# Information supplied start

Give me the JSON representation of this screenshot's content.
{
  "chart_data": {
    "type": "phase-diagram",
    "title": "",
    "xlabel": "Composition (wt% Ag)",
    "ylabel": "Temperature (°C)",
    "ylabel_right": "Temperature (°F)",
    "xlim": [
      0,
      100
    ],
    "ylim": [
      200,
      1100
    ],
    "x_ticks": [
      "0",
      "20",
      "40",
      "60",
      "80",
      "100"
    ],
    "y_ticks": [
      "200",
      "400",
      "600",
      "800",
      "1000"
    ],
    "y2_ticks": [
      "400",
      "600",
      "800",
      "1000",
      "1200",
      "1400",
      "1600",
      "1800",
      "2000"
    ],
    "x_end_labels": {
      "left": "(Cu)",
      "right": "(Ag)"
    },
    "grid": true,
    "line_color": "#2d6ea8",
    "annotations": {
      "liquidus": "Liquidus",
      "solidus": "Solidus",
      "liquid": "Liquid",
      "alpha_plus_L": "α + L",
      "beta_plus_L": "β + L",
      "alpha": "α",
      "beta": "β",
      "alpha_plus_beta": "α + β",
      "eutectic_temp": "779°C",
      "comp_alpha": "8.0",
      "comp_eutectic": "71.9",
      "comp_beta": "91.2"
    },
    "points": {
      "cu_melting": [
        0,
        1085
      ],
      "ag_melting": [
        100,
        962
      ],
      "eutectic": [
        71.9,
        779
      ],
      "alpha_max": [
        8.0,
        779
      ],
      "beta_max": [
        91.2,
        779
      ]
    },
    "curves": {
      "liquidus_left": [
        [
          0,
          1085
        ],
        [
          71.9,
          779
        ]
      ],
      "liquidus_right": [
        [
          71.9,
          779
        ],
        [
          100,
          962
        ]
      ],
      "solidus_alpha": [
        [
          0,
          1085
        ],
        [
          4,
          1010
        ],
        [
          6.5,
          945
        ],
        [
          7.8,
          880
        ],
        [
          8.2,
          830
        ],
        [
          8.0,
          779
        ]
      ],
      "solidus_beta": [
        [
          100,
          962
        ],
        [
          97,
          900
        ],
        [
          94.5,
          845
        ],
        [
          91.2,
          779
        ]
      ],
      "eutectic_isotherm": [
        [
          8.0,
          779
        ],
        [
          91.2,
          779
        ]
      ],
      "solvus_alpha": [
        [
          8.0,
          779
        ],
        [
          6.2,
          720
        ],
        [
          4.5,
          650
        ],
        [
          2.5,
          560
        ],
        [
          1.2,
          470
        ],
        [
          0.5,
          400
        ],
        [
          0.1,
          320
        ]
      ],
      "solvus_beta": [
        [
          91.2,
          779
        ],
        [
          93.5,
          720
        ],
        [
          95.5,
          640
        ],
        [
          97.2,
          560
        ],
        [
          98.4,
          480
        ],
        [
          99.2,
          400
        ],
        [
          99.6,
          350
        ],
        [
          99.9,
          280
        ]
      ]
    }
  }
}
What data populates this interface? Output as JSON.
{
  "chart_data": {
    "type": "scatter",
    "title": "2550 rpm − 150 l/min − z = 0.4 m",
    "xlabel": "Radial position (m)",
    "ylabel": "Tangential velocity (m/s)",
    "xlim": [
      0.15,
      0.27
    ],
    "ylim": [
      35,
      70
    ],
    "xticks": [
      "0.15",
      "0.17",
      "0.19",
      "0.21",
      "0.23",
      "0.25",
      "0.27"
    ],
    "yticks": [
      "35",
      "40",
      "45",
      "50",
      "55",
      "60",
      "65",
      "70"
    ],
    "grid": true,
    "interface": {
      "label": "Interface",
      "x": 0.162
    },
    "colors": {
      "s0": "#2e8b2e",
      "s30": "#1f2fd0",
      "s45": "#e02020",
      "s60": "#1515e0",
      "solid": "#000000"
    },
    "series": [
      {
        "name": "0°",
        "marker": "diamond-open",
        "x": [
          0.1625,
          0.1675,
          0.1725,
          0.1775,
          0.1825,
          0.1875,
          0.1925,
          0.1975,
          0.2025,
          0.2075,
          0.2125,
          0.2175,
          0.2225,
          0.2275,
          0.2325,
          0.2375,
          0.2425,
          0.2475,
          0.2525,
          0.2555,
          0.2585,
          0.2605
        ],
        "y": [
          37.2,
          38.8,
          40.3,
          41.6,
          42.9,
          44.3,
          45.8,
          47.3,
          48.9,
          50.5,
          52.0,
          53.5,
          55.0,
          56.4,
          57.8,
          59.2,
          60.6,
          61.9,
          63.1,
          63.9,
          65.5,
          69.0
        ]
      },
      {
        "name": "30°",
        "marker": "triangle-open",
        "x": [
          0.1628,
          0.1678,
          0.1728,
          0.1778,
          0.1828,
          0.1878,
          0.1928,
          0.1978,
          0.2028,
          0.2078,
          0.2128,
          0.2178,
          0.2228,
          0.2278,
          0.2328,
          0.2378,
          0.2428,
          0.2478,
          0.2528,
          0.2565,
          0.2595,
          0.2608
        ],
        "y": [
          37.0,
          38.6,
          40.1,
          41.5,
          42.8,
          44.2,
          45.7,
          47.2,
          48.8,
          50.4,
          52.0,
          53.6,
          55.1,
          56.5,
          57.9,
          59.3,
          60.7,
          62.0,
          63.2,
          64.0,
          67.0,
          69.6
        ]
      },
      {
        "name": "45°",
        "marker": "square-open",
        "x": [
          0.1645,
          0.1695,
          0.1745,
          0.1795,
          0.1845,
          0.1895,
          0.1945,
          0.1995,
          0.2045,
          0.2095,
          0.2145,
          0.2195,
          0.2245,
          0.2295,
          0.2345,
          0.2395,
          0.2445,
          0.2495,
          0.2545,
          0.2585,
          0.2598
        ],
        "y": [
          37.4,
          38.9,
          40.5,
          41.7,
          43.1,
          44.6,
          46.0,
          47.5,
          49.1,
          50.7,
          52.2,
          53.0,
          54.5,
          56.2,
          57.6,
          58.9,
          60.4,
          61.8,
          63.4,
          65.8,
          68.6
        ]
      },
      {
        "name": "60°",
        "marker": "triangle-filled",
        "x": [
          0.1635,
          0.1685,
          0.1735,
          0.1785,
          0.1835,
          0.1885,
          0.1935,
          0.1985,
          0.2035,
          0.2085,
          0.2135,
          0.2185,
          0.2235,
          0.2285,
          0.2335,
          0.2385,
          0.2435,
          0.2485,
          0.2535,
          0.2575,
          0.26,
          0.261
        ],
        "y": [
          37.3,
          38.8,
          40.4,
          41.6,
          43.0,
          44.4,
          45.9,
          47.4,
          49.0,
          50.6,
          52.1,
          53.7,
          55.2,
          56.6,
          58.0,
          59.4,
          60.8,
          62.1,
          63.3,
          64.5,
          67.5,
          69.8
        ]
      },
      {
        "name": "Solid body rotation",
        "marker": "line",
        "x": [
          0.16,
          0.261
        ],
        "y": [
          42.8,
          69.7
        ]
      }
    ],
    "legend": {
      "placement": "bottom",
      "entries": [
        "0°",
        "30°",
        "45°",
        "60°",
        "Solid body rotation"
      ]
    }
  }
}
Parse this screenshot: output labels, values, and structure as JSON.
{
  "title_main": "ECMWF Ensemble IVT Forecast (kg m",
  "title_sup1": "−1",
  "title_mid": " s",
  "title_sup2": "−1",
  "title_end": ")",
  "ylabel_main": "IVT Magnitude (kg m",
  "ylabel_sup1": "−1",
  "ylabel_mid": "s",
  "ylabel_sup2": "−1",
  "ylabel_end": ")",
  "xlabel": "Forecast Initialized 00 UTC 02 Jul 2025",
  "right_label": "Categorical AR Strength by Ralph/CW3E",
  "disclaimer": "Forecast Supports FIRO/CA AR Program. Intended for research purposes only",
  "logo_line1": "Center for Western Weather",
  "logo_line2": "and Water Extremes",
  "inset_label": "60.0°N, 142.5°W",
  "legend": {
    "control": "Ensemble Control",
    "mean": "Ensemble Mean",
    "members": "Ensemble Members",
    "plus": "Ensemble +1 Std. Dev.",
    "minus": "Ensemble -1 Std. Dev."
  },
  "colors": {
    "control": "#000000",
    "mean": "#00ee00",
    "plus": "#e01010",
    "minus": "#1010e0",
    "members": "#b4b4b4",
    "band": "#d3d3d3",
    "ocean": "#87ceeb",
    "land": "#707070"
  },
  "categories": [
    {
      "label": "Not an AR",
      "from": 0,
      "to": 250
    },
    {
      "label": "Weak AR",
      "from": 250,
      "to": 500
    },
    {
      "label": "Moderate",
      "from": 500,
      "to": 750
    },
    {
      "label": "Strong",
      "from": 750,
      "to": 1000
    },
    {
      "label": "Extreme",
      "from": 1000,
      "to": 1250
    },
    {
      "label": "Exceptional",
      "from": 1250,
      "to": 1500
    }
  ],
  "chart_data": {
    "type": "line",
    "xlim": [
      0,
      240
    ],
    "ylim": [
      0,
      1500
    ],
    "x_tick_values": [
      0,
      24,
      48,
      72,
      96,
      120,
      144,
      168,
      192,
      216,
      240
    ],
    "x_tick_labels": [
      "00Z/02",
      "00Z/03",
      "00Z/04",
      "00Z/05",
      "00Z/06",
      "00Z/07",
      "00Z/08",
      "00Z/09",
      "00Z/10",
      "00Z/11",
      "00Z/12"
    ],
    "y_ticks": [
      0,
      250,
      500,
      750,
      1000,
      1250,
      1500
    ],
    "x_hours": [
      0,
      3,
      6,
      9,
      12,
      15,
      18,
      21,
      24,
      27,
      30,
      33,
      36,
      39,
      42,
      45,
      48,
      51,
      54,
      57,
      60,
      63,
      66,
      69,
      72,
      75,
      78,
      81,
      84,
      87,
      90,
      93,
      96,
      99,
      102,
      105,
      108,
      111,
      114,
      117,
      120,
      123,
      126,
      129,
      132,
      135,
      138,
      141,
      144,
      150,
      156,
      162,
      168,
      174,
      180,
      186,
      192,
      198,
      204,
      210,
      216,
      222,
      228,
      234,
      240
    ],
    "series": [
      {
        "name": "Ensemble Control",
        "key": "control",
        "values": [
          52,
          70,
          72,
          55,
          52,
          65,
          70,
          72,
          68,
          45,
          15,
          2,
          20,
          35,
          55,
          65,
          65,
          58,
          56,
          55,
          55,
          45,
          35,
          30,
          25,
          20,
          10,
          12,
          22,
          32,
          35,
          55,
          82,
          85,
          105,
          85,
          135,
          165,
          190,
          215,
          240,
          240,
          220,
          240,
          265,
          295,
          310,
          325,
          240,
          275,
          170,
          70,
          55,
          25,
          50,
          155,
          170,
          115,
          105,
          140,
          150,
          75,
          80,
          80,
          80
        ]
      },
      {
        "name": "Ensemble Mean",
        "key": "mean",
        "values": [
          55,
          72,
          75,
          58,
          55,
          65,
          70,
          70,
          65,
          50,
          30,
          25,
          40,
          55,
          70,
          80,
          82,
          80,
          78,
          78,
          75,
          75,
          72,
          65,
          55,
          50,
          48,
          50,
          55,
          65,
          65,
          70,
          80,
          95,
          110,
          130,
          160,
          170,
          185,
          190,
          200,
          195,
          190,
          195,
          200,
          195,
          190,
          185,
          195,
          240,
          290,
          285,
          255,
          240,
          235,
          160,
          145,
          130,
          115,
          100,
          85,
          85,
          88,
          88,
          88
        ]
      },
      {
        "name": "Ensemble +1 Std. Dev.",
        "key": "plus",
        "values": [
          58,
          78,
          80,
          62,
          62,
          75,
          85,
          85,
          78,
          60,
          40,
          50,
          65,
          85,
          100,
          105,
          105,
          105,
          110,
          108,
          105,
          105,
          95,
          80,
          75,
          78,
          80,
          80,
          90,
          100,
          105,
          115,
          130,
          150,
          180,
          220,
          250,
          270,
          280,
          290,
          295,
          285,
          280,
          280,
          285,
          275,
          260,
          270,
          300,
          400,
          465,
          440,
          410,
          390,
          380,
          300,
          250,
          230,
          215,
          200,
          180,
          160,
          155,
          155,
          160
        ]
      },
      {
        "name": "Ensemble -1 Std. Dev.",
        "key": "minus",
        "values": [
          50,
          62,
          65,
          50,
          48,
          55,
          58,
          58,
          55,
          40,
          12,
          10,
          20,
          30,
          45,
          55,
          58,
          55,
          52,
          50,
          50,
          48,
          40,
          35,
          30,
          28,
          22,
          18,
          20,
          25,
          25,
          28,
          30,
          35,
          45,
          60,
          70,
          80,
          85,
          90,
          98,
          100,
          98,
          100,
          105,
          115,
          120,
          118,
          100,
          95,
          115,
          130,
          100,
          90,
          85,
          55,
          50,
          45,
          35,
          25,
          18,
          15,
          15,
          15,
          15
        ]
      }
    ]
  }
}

# Information supplied end

Copy every line of the records above that holds the word "open".

        "marker": "diamond-open",
        "marker": "triangle-open",
        "marker": "square-open",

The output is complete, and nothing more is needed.